> GIVEN INSTRUCTION
Reproduce the listing below exactly. Pictures do not belong in the copy.

> DATA RECORDS
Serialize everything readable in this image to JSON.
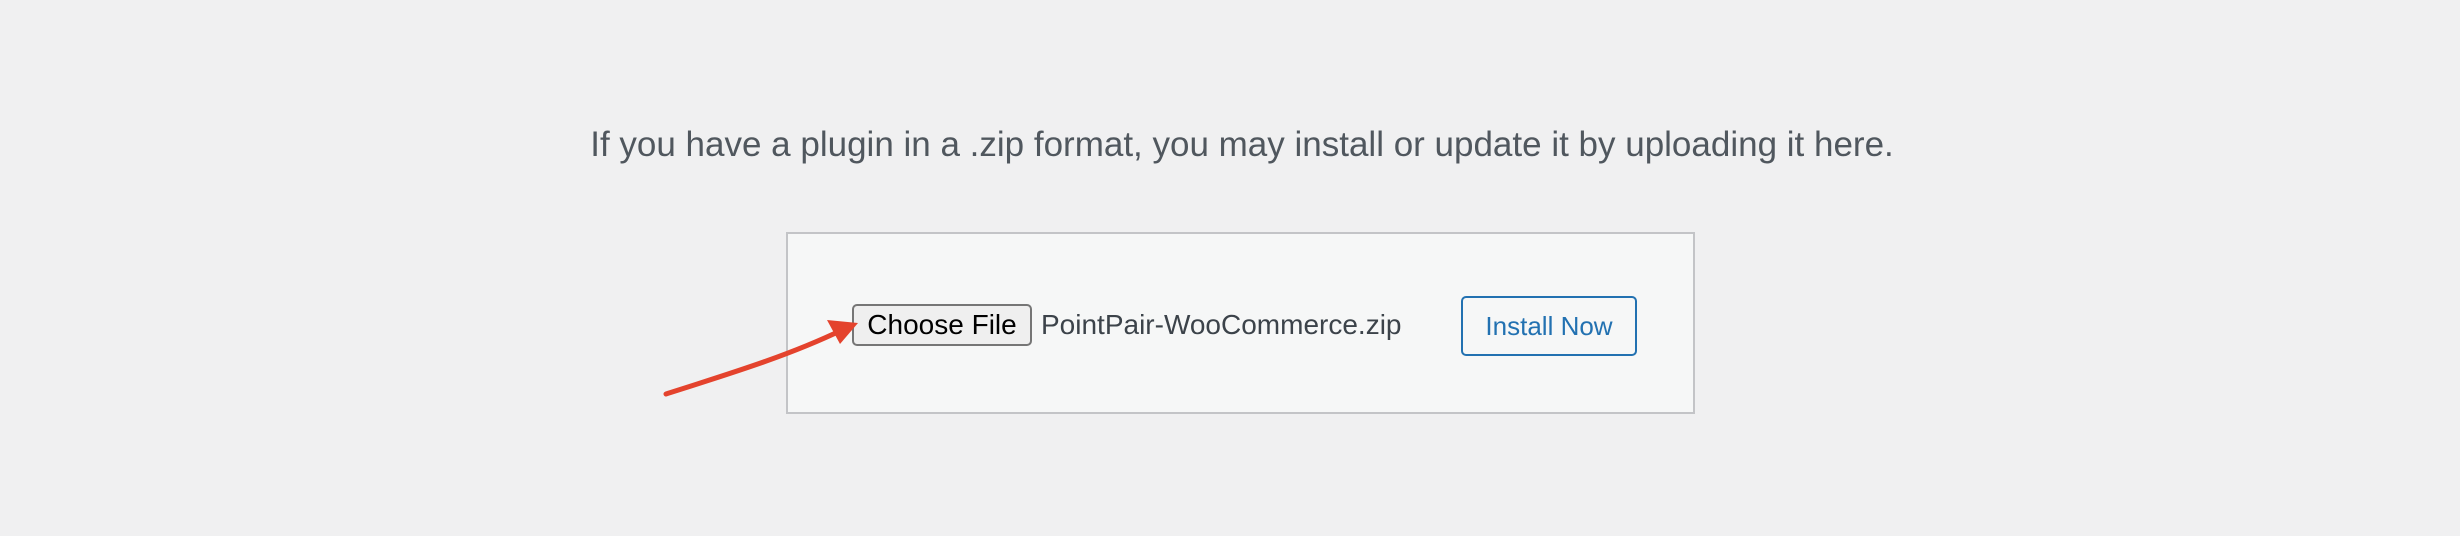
{
  "help_text": "If you have a plugin in a .zip format, you may install or update it by uploading it here.",
  "upload_form": {
    "choose_file_label": "Choose File",
    "file_name": "PointPair-WooCommerce.zip",
    "install_label": "Install Now"
  },
  "annotation": {
    "icon": "arrow-icon",
    "color": "#e4432d"
  },
  "colors": {
    "background": "#f0f0f1",
    "box_background": "#f6f7f7",
    "accent": "#2271b1"
  }
}
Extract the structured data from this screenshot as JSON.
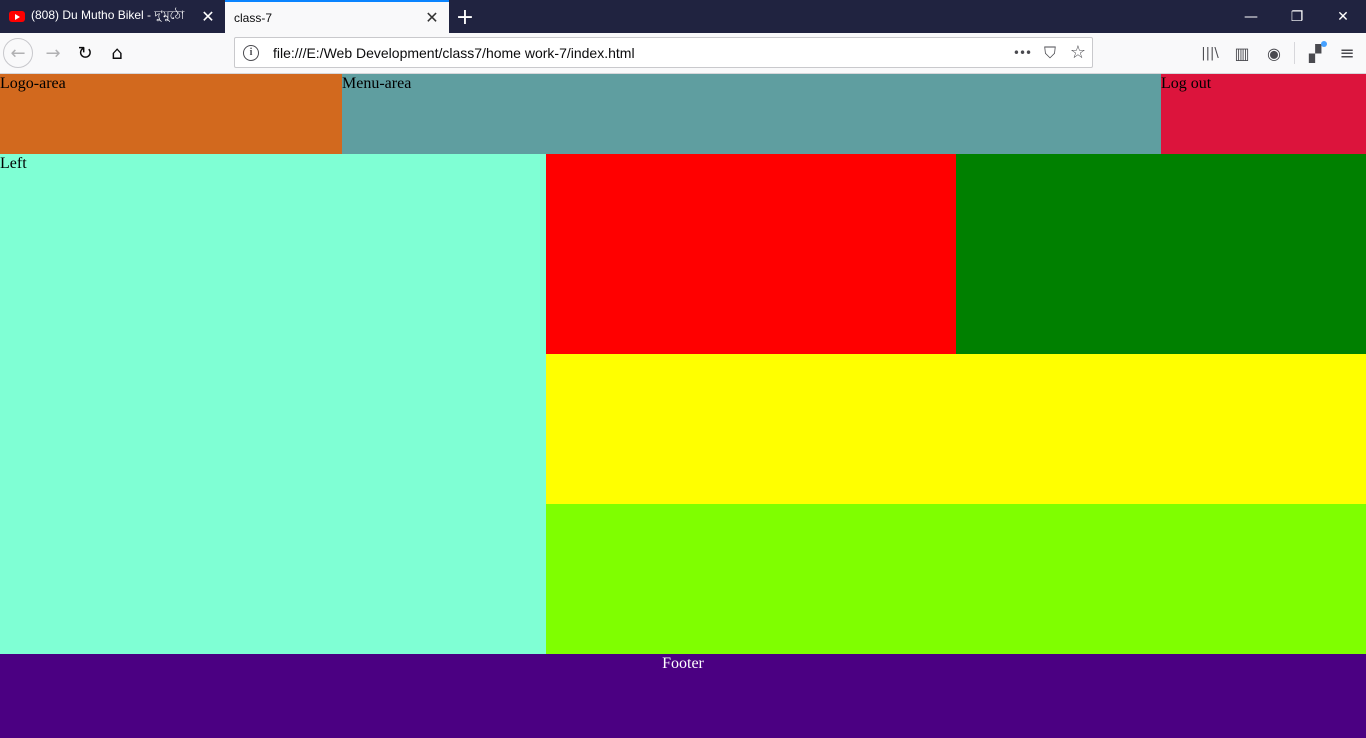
{
  "browser": {
    "tabs": [
      {
        "title": "(808) Du Mutho Bikel - দু'মুঠো",
        "active": false,
        "favicon": "youtube-icon"
      },
      {
        "title": "class-7",
        "active": true
      }
    ],
    "new_tab_symbol": "+",
    "window_controls": {
      "minimize": "—",
      "restore": "❐",
      "close": "✕"
    },
    "url": "file:///E:/Web Development/class7/home work-7/index.html",
    "icons": {
      "back": "←",
      "forward": "→",
      "reload": "↻",
      "home": "⌂",
      "info": "i",
      "more": "•••",
      "pocket": "⛉",
      "bookmark": "☆",
      "library": "|||\\",
      "sidebar": "▥",
      "account": "◉",
      "extensions": "▞",
      "menu": "≡"
    }
  },
  "page": {
    "logo_area": {
      "label": "Logo-area",
      "color": "#d2691e"
    },
    "menu_area": {
      "label": "Menu-area",
      "color": "#5f9ea0"
    },
    "logout": {
      "label": "Log out",
      "color": "#dc143c"
    },
    "left": {
      "label": "Left",
      "color": "#7fffd4"
    },
    "boxes": {
      "red": "#ff0000",
      "green": "#008000",
      "yellow": "#ffff00",
      "lime": "#7fff00"
    },
    "footer": {
      "label": "Footer",
      "color": "#4b0082"
    }
  }
}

> FINISHED ANSWER
Serialize everything readable in this image to JSON.
{
  "help_text": "If you have a plugin in a .zip format, you may install or update it by uploading it here.",
  "upload_form": {
    "choose_file_label": "Choose File",
    "file_name": "PointPair-WooCommerce.zip",
    "install_label": "Install Now"
  },
  "annotation": {
    "icon": "arrow-icon",
    "color": "#e4432d"
  },
  "colors": {
    "background": "#f0f0f1",
    "box_background": "#f6f7f7",
    "accent": "#2271b1"
  }
}
Extract the structured data from this screenshot as JSON.
{
  "browser": {
    "tabs": [
      {
        "title": "(808) Du Mutho Bikel - দু'মুঠো",
        "active": false,
        "favicon": "youtube-icon"
      },
      {
        "title": "class-7",
        "active": true
      }
    ],
    "new_tab_symbol": "+",
    "window_controls": {
      "minimize": "—",
      "restore": "❐",
      "close": "✕"
    },
    "url": "file:///E:/Web Development/class7/home work-7/index.html",
    "icons": {
      "back": "←",
      "forward": "→",
      "reload": "↻",
      "home": "⌂",
      "info": "i",
      "more": "•••",
      "pocket": "⛉",
      "bookmark": "☆",
      "library": "|||\\",
      "sidebar": "▥",
      "account": "◉",
      "extensions": "▞",
      "menu": "≡"
    }
  },
  "page": {
    "logo_area": {
      "label": "Logo-area",
      "color": "#d2691e"
    },
    "menu_area": {
      "label": "Menu-area",
      "color": "#5f9ea0"
    },
    "logout": {
      "label": "Log out",
      "color": "#dc143c"
    },
    "left": {
      "label": "Left",
      "color": "#7fffd4"
    },
    "boxes": {
      "red": "#ff0000",
      "green": "#008000",
      "yellow": "#ffff00",
      "lime": "#7fff00"
    },
    "footer": {
      "label": "Footer",
      "color": "#4b0082"
    }
  }
}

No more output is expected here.